▶ _Task statement_:
Copy every line of the data in which the word "JSON" occurs.

▶ _Raw data_:
........

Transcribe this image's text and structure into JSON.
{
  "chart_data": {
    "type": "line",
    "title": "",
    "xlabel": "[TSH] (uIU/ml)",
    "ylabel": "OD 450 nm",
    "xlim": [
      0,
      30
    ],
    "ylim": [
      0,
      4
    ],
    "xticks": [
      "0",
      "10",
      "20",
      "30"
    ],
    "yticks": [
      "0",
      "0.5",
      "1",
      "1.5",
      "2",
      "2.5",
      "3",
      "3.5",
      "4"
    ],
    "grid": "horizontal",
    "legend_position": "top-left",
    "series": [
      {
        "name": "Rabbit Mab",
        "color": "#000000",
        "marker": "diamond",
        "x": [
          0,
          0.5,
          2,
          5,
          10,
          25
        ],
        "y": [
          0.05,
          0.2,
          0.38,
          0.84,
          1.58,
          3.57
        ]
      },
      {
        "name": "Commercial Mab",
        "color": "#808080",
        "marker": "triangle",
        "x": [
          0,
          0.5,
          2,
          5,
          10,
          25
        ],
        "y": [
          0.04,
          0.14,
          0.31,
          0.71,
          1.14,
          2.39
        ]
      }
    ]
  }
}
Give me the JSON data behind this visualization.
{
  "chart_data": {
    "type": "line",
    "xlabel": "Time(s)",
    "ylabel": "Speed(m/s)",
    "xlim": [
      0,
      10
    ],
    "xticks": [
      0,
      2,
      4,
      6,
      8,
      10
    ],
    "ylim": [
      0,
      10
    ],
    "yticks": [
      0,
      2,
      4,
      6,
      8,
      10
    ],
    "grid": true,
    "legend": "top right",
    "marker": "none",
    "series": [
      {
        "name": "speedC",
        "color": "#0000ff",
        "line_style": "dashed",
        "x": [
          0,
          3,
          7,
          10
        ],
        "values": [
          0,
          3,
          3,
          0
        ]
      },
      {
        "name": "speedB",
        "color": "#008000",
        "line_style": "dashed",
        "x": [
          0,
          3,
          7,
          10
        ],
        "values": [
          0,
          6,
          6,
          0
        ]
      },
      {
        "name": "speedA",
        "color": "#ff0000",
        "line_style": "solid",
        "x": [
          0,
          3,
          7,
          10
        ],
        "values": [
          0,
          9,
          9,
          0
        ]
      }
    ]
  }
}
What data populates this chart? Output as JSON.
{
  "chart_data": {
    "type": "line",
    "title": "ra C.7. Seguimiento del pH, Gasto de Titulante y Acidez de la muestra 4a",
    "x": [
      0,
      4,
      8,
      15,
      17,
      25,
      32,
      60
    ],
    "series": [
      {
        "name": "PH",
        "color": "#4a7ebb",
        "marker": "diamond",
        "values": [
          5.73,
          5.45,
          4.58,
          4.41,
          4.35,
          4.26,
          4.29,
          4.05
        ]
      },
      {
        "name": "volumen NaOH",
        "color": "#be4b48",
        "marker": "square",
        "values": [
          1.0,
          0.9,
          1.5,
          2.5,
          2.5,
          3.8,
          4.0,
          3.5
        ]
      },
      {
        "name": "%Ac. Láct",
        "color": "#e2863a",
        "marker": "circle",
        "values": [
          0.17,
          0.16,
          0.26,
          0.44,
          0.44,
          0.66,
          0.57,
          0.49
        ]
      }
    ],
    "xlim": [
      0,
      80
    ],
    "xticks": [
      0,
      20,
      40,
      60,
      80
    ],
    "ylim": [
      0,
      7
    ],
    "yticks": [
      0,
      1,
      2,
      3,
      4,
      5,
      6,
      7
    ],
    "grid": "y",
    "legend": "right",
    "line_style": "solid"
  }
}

........

▶ _Expected answer_:
Transcribe this image's text and structure into JSON.
Give me the JSON data behind this visualization.
What data populates this chart? Output as JSON.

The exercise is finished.